Work to do:
Copy the lines holding the word "location", all of them.

[Saved data entries]
/---

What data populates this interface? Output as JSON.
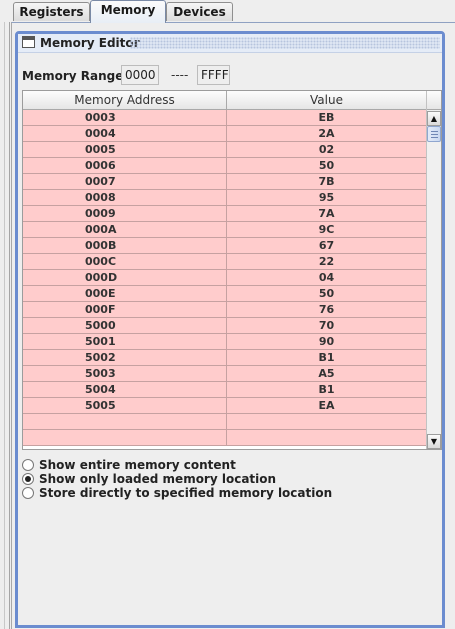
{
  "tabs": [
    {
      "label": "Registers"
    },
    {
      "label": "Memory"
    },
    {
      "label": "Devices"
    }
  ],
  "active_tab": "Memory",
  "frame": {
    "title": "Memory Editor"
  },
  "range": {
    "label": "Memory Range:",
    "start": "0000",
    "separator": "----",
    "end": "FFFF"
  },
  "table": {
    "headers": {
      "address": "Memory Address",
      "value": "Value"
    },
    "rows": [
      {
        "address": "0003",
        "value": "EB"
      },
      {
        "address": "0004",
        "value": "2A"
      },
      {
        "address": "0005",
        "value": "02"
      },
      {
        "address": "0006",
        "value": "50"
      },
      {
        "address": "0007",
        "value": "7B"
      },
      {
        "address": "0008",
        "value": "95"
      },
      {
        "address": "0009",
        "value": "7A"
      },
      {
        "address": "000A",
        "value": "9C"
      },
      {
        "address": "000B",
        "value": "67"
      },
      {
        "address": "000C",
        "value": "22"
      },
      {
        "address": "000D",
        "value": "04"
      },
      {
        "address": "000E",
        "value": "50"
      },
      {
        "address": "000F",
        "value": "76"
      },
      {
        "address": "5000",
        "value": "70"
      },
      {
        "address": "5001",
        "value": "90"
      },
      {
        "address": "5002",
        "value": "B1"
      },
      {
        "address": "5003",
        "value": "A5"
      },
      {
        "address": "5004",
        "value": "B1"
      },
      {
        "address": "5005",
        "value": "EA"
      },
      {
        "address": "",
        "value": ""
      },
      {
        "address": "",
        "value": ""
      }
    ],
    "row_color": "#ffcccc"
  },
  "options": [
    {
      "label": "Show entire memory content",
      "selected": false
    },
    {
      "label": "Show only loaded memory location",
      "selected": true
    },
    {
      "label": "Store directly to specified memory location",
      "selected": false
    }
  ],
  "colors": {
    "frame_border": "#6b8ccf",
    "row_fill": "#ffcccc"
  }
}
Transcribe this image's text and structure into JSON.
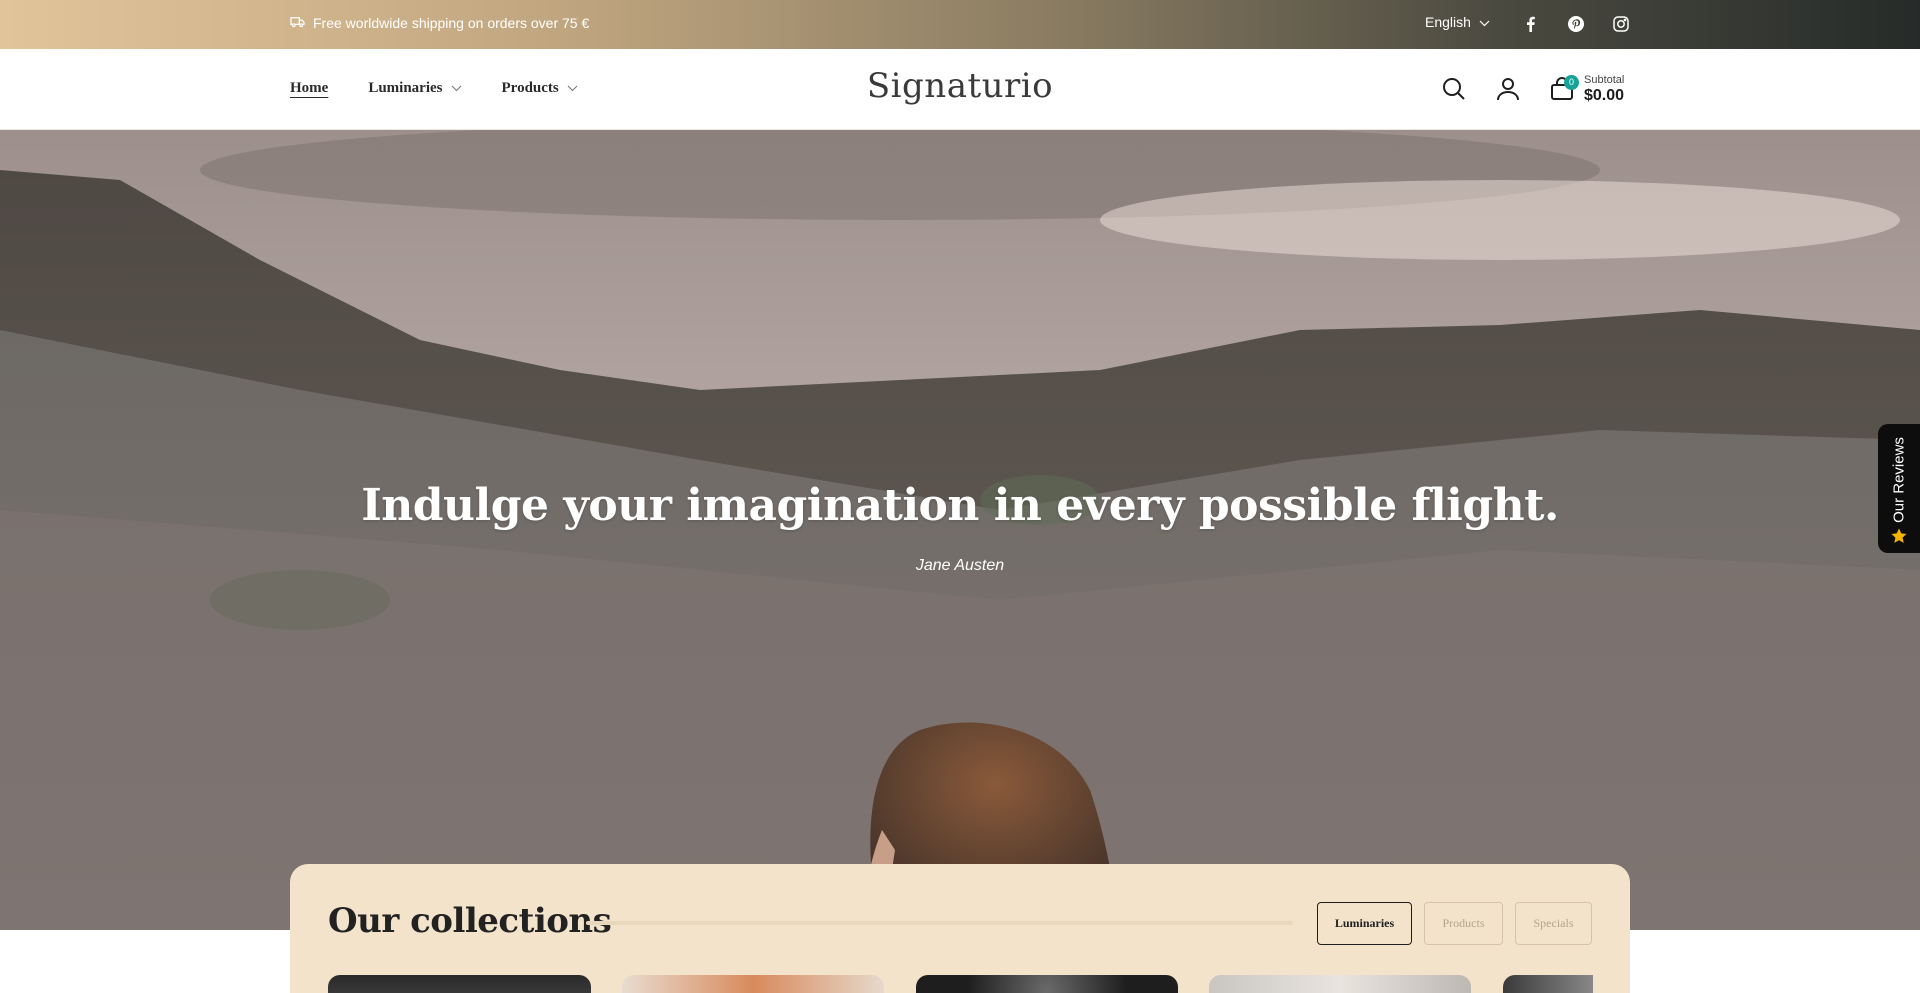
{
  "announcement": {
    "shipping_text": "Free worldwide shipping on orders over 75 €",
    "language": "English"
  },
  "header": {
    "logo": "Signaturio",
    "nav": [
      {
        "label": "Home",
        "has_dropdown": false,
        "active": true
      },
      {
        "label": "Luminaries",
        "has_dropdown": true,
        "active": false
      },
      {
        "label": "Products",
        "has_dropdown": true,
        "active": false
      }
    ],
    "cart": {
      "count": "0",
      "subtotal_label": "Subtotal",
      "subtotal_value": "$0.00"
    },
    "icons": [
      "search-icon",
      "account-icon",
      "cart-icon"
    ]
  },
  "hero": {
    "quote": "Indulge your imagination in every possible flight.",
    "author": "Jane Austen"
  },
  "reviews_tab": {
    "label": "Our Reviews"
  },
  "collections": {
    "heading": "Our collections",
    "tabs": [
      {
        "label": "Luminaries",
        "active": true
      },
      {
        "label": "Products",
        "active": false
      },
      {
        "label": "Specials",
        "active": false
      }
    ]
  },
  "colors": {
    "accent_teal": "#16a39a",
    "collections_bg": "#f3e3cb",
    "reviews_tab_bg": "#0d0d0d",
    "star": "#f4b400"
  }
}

\---
/---

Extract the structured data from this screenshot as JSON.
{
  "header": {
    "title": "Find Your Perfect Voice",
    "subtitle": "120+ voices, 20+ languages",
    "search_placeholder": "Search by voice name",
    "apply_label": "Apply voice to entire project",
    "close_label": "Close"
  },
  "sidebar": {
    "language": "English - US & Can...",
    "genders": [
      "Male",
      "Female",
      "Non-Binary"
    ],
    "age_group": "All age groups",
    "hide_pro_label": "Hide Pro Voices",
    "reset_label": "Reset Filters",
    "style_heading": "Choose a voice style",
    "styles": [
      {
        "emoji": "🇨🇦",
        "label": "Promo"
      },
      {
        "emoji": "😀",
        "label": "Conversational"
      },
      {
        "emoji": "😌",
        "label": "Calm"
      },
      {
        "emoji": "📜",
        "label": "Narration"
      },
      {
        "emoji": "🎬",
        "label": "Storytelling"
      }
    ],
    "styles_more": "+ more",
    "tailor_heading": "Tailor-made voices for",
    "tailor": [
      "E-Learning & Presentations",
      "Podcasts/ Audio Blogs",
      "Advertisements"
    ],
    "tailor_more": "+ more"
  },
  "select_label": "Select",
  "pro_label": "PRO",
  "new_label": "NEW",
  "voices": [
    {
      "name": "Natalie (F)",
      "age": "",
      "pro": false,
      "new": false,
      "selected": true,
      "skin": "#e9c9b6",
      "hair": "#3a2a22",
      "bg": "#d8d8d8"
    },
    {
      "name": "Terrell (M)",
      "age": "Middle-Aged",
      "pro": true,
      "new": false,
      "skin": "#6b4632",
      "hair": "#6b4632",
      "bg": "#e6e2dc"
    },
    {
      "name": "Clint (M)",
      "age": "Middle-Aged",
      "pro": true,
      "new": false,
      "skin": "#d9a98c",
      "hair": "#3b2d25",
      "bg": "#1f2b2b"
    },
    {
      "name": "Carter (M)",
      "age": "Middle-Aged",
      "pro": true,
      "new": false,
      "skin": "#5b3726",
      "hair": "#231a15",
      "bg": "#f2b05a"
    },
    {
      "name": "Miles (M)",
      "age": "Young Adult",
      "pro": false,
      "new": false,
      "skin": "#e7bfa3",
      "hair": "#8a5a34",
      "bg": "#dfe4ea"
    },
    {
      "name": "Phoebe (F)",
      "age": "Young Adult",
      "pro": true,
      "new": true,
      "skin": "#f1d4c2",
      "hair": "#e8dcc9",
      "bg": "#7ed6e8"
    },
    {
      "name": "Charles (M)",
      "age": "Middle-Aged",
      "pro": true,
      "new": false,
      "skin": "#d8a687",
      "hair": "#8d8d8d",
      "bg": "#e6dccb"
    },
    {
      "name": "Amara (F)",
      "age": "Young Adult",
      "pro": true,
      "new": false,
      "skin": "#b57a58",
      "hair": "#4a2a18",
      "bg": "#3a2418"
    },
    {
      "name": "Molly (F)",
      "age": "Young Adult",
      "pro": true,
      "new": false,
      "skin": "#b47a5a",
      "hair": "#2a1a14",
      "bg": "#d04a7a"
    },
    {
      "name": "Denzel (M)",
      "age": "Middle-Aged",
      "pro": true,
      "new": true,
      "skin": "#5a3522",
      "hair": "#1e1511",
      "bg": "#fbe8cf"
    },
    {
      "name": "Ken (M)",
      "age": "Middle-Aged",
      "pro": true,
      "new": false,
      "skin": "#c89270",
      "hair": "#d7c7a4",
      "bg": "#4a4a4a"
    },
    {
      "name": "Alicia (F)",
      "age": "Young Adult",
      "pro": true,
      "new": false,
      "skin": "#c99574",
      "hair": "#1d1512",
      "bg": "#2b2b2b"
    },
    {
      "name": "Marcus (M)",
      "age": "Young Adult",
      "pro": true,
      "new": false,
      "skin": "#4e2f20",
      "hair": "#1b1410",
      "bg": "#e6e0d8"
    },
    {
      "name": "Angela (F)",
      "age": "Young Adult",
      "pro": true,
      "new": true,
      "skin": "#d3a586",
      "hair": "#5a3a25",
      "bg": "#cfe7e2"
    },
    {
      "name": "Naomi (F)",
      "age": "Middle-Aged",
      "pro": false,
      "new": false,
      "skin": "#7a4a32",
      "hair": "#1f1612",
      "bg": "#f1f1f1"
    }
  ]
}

\---

Response to the task:
      "label": "Show only loaded memory location",
      "label": "Store directly to specified memory location",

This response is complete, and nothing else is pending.